Extracted records:
***

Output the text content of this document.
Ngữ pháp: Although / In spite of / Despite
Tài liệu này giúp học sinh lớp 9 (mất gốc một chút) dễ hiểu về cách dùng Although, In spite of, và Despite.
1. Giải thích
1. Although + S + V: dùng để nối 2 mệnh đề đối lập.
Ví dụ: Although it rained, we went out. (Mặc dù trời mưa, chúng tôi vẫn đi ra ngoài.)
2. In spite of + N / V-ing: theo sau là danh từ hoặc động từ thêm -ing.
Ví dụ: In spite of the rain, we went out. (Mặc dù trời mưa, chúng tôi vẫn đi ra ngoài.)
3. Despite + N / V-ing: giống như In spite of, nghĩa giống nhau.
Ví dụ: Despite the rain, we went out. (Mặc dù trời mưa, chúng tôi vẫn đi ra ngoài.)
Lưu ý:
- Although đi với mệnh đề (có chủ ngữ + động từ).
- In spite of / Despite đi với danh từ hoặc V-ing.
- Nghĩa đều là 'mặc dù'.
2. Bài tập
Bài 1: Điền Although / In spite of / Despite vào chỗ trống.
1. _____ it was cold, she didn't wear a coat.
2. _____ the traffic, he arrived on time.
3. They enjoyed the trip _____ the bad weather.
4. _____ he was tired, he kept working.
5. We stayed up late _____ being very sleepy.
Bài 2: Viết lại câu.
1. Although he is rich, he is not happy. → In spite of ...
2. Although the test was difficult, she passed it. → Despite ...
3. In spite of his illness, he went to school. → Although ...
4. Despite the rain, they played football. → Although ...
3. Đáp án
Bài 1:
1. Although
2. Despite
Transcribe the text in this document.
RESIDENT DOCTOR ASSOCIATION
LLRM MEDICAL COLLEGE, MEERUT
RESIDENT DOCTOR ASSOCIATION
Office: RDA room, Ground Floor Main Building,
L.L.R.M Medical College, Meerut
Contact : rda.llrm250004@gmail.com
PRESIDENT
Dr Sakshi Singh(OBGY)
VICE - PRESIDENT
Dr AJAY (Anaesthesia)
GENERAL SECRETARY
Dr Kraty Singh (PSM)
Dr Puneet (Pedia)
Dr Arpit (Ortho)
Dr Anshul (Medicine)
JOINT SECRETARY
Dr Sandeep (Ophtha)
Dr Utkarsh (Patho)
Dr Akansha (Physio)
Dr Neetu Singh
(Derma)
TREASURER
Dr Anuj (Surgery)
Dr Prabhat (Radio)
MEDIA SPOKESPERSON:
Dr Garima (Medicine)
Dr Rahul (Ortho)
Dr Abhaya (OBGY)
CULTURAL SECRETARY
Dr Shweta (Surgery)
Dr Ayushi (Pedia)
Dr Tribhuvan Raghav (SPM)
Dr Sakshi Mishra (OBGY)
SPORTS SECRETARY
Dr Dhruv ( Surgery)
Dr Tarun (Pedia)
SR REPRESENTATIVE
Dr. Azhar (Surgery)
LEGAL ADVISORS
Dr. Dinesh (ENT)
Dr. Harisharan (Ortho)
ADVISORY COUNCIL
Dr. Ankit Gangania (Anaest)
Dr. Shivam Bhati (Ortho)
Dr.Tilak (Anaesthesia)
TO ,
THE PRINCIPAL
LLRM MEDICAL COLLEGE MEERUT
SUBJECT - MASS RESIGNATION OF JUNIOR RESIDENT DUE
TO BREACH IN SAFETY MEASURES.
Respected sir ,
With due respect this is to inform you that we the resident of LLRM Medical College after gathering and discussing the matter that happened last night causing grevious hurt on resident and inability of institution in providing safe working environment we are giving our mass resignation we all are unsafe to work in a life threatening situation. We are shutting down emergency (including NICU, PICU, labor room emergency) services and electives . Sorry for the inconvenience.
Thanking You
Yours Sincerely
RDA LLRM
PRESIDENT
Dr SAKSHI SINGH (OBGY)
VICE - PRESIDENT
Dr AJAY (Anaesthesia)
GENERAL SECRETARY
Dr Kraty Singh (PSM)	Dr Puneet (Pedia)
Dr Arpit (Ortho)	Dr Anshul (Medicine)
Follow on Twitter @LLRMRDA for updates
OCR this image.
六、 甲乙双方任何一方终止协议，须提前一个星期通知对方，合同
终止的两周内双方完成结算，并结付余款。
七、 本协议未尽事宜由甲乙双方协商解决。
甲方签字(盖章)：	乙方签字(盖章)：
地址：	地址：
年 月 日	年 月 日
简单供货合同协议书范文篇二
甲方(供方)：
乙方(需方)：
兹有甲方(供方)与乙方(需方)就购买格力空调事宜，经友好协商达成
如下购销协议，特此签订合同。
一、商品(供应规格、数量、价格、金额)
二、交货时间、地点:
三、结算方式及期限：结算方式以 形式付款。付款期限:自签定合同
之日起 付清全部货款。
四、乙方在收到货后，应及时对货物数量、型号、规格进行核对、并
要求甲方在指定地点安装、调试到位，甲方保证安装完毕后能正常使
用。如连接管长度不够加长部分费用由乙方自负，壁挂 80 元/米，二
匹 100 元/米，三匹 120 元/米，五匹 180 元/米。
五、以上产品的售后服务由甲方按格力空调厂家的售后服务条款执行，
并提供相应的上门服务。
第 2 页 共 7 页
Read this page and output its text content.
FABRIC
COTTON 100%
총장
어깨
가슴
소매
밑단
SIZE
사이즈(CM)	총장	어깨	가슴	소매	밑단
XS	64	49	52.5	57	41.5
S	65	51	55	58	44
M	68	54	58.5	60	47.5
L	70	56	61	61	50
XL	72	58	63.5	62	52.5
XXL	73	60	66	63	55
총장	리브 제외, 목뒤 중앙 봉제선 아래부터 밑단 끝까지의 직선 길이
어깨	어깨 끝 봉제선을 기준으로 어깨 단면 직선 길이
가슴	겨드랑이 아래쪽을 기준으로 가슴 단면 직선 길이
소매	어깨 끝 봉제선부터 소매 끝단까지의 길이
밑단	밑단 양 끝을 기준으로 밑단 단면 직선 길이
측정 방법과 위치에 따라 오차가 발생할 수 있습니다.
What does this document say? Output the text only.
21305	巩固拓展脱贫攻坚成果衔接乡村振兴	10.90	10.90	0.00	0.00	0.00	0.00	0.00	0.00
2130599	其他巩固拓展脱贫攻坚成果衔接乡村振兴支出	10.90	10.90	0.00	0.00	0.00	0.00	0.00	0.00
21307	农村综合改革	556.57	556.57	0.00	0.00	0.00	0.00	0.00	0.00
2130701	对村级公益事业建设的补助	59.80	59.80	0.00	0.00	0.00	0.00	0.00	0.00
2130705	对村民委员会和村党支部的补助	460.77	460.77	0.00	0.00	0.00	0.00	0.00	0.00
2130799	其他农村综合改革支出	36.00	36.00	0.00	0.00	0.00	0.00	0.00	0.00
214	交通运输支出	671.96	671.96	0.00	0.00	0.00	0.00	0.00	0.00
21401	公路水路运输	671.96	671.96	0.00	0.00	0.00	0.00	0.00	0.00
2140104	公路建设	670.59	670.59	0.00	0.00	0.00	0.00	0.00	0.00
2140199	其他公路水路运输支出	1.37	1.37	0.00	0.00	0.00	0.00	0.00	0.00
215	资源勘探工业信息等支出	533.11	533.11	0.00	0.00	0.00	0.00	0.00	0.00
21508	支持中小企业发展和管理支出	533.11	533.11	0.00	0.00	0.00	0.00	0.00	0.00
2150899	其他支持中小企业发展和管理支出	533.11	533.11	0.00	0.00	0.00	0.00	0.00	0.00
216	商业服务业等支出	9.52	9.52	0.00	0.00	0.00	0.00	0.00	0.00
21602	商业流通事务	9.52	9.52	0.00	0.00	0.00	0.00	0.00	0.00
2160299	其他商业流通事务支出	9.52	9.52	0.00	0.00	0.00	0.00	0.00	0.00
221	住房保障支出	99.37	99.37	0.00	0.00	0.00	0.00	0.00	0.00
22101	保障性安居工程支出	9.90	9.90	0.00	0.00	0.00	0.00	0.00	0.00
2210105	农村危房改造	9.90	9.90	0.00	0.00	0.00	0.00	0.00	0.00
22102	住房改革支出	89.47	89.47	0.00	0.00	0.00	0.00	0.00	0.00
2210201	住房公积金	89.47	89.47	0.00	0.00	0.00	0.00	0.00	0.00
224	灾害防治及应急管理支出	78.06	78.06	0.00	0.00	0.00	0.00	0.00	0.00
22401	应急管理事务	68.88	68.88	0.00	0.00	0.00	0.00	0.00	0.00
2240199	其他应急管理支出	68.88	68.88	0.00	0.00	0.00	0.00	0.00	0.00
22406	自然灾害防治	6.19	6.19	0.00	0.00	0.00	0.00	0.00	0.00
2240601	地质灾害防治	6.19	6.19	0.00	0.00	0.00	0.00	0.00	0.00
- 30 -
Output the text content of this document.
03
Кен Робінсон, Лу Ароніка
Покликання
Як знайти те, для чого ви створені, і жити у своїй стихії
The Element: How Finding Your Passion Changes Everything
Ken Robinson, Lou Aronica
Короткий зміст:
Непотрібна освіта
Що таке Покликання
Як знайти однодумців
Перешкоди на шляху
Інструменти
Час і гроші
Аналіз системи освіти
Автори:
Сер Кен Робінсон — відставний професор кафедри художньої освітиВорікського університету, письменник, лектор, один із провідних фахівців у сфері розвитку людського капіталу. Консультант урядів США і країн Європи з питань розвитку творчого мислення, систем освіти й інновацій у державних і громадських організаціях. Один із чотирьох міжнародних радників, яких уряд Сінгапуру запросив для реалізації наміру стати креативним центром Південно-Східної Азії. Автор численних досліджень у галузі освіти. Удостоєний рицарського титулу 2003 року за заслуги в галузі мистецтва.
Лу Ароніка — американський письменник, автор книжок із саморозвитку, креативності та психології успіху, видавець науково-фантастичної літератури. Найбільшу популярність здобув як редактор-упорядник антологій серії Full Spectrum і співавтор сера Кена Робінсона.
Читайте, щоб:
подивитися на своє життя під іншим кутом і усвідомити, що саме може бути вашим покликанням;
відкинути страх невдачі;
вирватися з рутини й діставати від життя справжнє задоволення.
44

***

- [Do this]: Filter the entries down to the lines containing "Ароніка". Copy each of those lines.

- [Finished exercise]:
Кен Робінсон, Лу Ароніка
Лу Ароніка — американський письменник, автор книжок із саморозвитку, креативності та психології успіху, видавець науково-фантастичної літератури. Найбільшу популярність здобув як редактор-упорядник антологій серії Full Spectrum і співавтор сера Кена Робінсона.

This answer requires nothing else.